Directive -
Select from the data all lines with the word "Return".

Dataset rows -
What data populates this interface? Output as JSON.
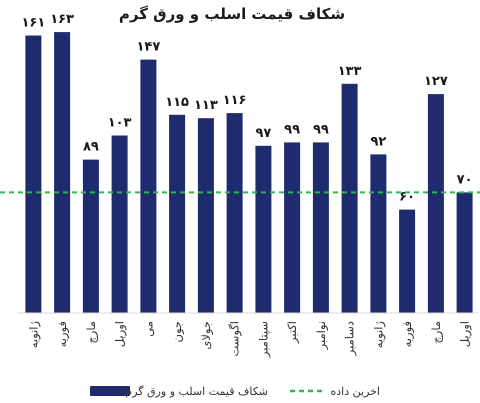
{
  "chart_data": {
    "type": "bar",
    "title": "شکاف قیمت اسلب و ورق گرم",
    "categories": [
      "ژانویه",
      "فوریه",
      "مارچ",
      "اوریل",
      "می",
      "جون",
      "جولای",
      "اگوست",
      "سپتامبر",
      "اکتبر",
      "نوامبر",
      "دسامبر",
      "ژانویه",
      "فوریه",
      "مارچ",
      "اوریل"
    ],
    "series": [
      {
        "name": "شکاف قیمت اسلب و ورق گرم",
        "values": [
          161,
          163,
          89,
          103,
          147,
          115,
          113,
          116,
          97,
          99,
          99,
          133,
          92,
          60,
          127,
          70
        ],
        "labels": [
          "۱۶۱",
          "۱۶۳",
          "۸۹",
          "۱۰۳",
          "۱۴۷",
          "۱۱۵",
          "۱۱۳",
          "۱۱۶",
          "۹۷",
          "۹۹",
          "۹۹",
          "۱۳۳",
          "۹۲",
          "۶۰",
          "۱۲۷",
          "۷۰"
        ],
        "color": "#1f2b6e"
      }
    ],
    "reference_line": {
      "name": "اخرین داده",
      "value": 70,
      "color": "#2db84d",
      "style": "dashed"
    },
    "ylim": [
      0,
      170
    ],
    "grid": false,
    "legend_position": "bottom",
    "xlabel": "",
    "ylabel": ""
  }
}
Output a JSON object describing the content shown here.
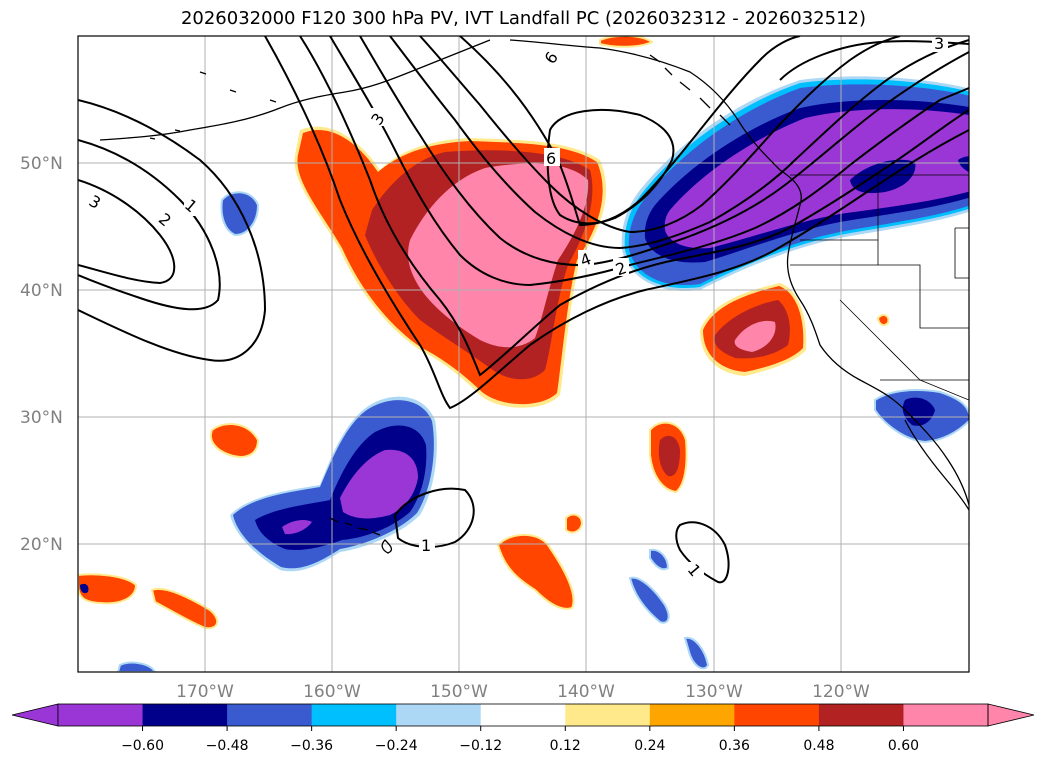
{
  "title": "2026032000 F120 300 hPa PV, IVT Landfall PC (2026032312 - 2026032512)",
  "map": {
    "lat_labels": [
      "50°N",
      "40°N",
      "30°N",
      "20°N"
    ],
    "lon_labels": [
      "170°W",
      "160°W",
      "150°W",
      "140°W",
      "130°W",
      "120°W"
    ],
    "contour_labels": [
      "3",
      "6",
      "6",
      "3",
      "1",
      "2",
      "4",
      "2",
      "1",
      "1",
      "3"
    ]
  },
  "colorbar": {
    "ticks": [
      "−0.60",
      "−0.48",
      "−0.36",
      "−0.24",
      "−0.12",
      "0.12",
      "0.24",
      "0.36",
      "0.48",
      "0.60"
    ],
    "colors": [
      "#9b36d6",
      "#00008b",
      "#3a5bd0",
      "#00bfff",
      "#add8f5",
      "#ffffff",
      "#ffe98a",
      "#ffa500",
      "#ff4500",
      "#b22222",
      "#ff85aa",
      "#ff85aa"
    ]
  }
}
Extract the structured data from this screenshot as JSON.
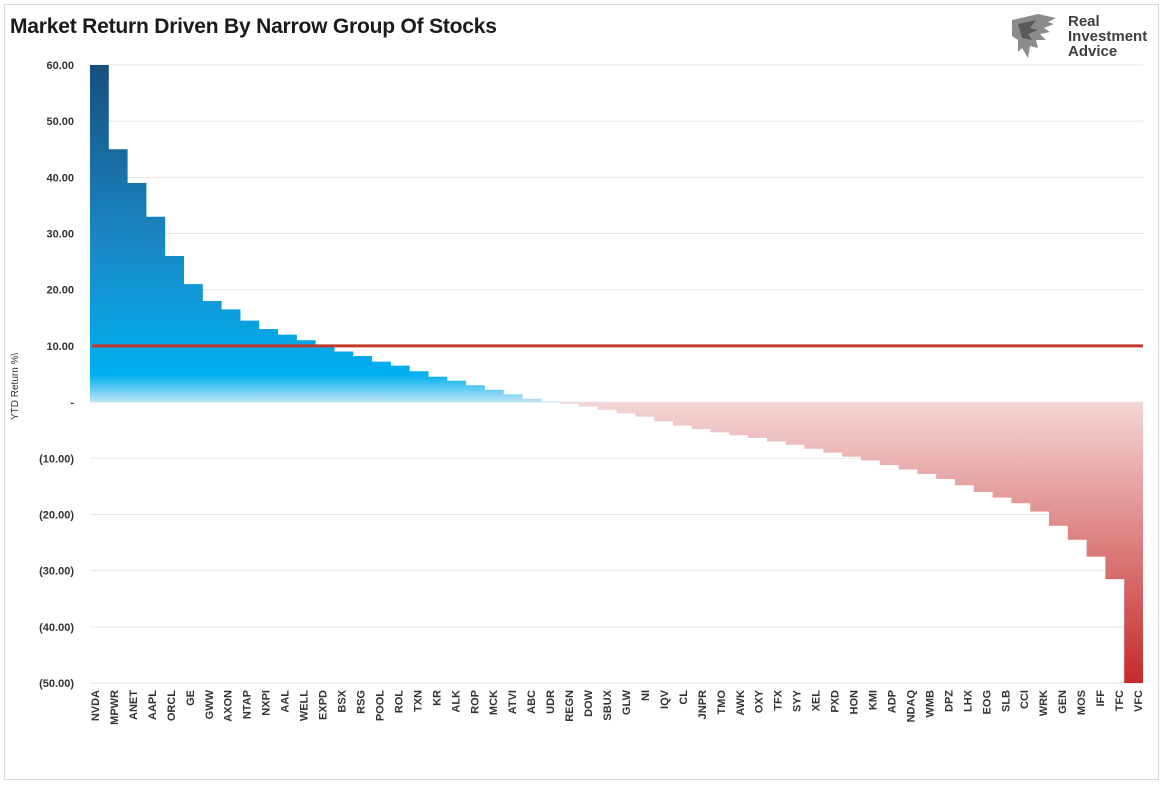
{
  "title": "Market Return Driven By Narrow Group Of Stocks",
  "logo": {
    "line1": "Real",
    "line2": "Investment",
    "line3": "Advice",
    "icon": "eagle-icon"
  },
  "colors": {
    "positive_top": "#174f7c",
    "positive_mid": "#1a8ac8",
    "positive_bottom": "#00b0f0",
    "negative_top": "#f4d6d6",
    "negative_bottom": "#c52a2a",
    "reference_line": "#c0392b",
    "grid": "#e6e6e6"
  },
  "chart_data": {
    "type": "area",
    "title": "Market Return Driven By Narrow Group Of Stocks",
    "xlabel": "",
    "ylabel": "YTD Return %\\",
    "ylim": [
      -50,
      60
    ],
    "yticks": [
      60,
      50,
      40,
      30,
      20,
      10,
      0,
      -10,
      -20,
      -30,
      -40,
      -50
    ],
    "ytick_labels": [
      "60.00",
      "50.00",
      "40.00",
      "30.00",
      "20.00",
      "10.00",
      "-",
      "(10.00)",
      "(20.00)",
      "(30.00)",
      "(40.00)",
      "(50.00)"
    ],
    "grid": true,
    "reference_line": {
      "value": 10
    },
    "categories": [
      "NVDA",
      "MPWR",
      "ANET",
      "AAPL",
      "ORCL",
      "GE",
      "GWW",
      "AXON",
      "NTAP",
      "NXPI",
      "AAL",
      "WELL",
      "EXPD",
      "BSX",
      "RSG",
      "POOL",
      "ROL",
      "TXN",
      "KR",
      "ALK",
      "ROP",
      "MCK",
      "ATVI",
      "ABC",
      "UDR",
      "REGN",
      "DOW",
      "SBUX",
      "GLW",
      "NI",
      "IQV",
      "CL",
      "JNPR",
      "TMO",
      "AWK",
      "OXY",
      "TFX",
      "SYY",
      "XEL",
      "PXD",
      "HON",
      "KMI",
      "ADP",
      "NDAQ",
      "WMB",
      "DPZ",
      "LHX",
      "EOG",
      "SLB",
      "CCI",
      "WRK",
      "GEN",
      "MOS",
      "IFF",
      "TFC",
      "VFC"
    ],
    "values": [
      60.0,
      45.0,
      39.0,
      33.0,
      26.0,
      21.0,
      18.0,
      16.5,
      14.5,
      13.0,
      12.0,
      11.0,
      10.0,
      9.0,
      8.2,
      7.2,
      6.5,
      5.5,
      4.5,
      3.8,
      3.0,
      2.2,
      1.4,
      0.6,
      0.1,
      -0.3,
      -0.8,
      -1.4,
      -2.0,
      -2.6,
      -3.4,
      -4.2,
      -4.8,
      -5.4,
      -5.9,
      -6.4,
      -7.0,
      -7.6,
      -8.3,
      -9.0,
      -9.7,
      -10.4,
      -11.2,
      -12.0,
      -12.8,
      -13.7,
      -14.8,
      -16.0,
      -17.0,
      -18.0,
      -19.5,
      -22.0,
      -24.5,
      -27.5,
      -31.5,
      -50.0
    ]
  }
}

--

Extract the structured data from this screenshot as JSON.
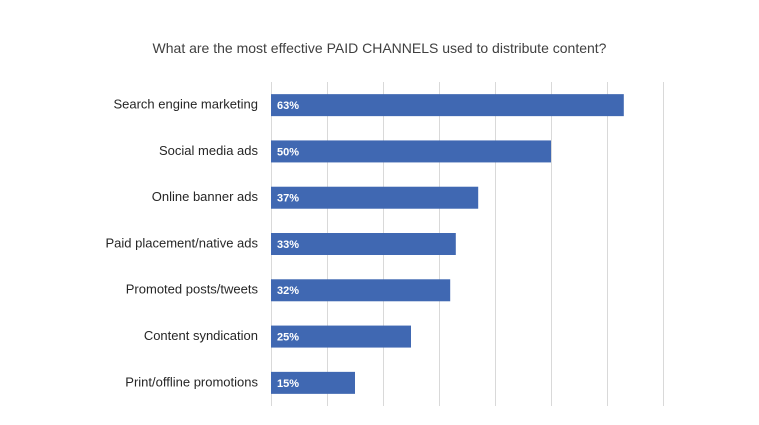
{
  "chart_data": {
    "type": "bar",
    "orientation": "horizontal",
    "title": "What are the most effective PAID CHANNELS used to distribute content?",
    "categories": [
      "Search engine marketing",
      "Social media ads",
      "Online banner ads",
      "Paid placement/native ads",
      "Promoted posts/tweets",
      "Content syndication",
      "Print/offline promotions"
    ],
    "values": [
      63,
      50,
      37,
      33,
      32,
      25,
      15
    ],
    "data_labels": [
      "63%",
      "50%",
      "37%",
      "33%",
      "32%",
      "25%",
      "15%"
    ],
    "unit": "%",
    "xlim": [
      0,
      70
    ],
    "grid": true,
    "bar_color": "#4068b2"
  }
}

Reply -
  "title": "Market Return Driven By Narrow Group Of Stocks",
    "title": "Market Return Driven By Narrow Group Of Stocks",
    "ylabel": "YTD Return %\\",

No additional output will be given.